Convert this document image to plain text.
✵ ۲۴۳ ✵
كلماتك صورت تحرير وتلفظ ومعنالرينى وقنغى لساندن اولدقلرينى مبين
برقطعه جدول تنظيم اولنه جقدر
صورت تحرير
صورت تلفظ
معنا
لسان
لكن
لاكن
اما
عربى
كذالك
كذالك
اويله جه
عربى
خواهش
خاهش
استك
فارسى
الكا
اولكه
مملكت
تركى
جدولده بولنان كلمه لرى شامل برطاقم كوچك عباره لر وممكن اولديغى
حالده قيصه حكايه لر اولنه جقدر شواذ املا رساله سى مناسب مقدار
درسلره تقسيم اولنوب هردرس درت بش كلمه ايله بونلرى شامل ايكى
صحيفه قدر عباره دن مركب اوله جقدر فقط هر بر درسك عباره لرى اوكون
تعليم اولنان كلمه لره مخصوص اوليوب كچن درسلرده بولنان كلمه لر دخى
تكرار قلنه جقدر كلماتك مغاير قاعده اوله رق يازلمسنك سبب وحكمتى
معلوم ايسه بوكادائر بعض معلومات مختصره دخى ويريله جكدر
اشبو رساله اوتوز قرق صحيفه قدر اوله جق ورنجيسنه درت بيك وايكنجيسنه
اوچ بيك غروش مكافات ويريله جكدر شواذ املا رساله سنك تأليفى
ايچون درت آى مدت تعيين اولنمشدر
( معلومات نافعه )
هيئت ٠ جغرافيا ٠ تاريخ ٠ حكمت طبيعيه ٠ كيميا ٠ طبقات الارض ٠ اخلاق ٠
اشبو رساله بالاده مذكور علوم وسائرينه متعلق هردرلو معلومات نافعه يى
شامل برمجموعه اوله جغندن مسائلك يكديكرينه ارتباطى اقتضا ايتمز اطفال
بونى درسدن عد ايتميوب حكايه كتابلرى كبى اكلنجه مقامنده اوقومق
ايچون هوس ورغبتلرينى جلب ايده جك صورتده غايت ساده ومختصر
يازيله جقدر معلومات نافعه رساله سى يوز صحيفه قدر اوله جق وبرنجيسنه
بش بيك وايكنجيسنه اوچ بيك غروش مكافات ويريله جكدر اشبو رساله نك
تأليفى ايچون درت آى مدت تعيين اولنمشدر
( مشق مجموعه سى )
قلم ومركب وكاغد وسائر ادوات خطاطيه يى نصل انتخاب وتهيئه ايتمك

---+---

■ Stated exercise:
Word for word, quote all of the data above.

■ Result of this exercise:
Convert this document image to plain text.
✵ ۲۴۳ ✵
كلماتك صورت تحرير وتلفظ ومعنالرينى وقنغى لساندن اولدقلرينى مبين
برقطعه جدول تنظيم اولنه جقدر
صورت تحرير
صورت تلفظ
معنا
لسان
لكن
لاكن
اما
عربى
كذالك
كذالك
اويله جه
عربى
خواهش
خاهش
استك
فارسى
الكا
اولكه
مملكت
تركى
جدولده بولنان كلمه لرى شامل برطاقم كوچك عباره لر وممكن اولديغى
حالده قيصه حكايه لر اولنه جقدر شواذ املا رساله سى مناسب مقدار
درسلره تقسيم اولنوب هردرس درت بش كلمه ايله بونلرى شامل ايكى
صحيفه قدر عباره دن مركب اوله جقدر فقط هر بر درسك عباره لرى اوكون
تعليم اولنان كلمه لره مخصوص اوليوب كچن درسلرده بولنان كلمه لر دخى
تكرار قلنه جقدر كلماتك مغاير قاعده اوله رق يازلمسنك سبب وحكمتى
معلوم ايسه بوكادائر بعض معلومات مختصره دخى ويريله جكدر
اشبو رساله اوتوز قرق صحيفه قدر اوله جق ورنجيسنه درت بيك وايكنجيسنه
اوچ بيك غروش مكافات ويريله جكدر شواذ املا رساله سنك تأليفى
ايچون درت آى مدت تعيين اولنمشدر
( معلومات نافعه )
هيئت ٠ جغرافيا ٠ تاريخ ٠ حكمت طبيعيه ٠ كيميا ٠ طبقات الارض ٠ اخلاق ٠
اشبو رساله بالاده مذكور علوم وسائرينه متعلق هردرلو معلومات نافعه يى
شامل برمجموعه اوله جغندن مسائلك يكديكرينه ارتباطى اقتضا ايتمز اطفال
بونى درسدن عد ايتميوب حكايه كتابلرى كبى اكلنجه مقامنده اوقومق
ايچون هوس ورغبتلرينى جلب ايده جك صورتده غايت ساده ومختصر
يازيله جقدر معلومات نافعه رساله سى يوز صحيفه قدر اوله جق وبرنجيسنه
بش بيك وايكنجيسنه اوچ بيك غروش مكافات ويريله جكدر اشبو رساله نك
تأليفى ايچون درت آى مدت تعيين اولنمشدر
( مشق مجموعه سى )
قلم ومركب وكاغد وسائر ادوات خطاطيه يى نصل انتخاب وتهيئه ايتمك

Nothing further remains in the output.